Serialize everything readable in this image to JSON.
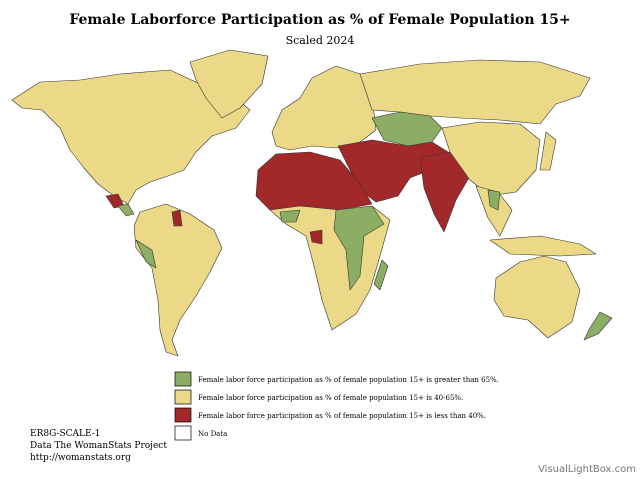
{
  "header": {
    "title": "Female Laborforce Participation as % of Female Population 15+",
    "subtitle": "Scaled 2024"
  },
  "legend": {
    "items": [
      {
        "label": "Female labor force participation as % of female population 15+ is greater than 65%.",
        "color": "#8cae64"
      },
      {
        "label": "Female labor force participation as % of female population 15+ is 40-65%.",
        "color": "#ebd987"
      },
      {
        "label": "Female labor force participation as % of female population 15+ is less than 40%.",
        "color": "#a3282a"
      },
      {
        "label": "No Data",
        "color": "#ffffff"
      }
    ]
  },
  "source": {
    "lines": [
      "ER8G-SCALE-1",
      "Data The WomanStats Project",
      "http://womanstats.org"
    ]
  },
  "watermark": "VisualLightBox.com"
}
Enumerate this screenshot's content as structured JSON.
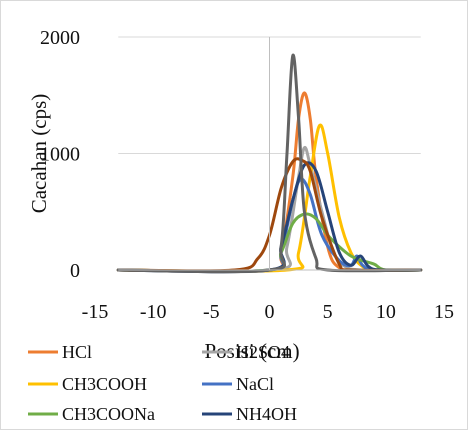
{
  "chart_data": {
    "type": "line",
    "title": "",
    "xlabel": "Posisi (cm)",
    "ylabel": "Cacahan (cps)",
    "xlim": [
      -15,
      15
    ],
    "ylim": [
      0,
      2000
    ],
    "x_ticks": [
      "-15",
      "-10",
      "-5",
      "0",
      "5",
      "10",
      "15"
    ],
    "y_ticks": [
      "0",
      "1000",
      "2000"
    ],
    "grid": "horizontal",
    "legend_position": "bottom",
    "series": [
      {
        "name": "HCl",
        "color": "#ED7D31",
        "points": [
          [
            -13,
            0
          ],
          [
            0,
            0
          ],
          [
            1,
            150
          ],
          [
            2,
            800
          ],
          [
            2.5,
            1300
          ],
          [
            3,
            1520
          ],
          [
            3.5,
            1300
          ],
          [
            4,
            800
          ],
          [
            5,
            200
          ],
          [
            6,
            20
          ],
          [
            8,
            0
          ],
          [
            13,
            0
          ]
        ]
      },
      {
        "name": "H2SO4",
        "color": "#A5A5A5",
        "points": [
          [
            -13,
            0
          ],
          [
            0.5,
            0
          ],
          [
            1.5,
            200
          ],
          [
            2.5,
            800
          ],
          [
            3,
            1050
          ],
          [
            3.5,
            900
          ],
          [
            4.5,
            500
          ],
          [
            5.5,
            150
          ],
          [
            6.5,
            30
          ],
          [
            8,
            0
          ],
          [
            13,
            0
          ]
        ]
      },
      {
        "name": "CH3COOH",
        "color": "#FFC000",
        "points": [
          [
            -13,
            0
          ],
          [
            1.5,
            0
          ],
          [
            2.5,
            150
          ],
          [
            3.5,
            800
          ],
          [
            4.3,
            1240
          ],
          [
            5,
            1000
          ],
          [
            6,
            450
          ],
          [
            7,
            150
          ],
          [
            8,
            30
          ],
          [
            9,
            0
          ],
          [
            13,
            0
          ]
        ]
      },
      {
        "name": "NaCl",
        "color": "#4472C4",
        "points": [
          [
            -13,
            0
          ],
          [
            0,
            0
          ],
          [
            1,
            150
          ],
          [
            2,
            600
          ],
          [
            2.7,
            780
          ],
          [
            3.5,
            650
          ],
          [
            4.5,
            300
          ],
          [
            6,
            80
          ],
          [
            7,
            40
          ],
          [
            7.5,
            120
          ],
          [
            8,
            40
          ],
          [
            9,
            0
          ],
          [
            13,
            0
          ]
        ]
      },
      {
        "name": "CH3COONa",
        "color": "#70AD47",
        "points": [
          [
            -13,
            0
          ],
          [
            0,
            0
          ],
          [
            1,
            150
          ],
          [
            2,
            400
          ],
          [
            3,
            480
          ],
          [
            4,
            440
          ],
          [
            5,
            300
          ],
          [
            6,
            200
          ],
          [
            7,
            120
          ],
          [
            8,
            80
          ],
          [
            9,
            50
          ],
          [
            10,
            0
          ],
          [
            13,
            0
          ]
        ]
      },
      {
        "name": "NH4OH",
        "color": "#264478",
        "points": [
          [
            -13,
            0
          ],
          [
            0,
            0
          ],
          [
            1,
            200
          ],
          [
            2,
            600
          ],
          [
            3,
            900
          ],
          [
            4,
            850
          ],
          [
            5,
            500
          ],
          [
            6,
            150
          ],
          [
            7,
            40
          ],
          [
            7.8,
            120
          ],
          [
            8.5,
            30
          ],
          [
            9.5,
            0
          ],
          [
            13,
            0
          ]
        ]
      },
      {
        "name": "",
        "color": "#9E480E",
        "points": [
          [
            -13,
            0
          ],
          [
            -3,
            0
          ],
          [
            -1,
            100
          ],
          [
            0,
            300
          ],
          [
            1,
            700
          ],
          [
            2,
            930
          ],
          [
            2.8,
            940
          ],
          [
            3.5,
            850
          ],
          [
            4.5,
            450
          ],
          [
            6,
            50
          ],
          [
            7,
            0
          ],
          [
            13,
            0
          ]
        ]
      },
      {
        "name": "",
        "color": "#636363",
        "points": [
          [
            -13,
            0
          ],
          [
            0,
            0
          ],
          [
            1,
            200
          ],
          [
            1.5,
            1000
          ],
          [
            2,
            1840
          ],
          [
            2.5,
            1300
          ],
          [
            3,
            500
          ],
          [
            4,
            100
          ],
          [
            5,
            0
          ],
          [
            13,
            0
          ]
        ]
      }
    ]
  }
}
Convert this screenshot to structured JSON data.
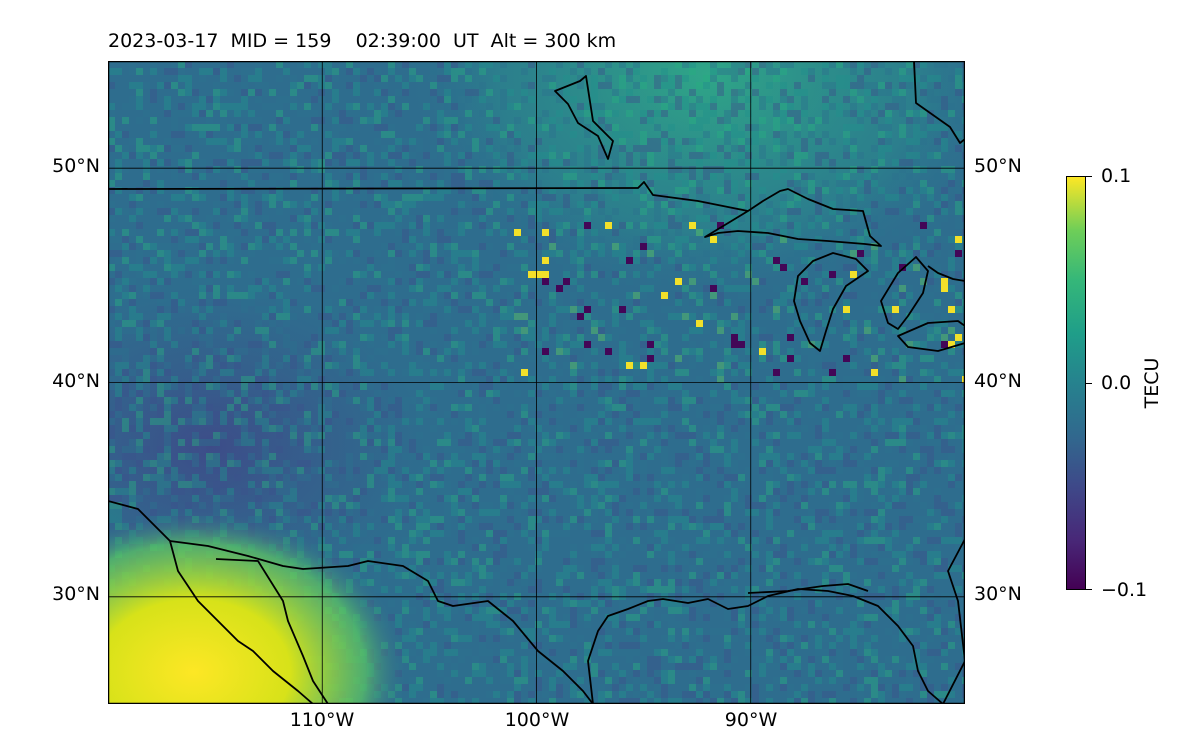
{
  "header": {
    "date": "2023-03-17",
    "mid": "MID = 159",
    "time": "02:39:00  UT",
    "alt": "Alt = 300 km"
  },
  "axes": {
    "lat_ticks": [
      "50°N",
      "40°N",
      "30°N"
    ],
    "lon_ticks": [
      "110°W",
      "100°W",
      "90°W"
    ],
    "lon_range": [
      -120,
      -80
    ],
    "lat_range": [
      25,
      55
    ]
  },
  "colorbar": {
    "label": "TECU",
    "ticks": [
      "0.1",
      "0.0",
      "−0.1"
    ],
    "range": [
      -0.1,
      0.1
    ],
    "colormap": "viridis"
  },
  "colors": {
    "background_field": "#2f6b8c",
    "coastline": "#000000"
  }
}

(Given problem):
Gather from the entries above all lines that include the string "Female".

(Solution):
    "title": "Female Laborforce Participation as % of Female Population 15+",
        "label": "Female labor force participation as % of female population 15+ is greater than 65%.",
        "label": "Female labor force participation as % of female population 15+ is 40-65%.",
        "label": "Female labor force participation as % of female population 15+ is less than 40%.",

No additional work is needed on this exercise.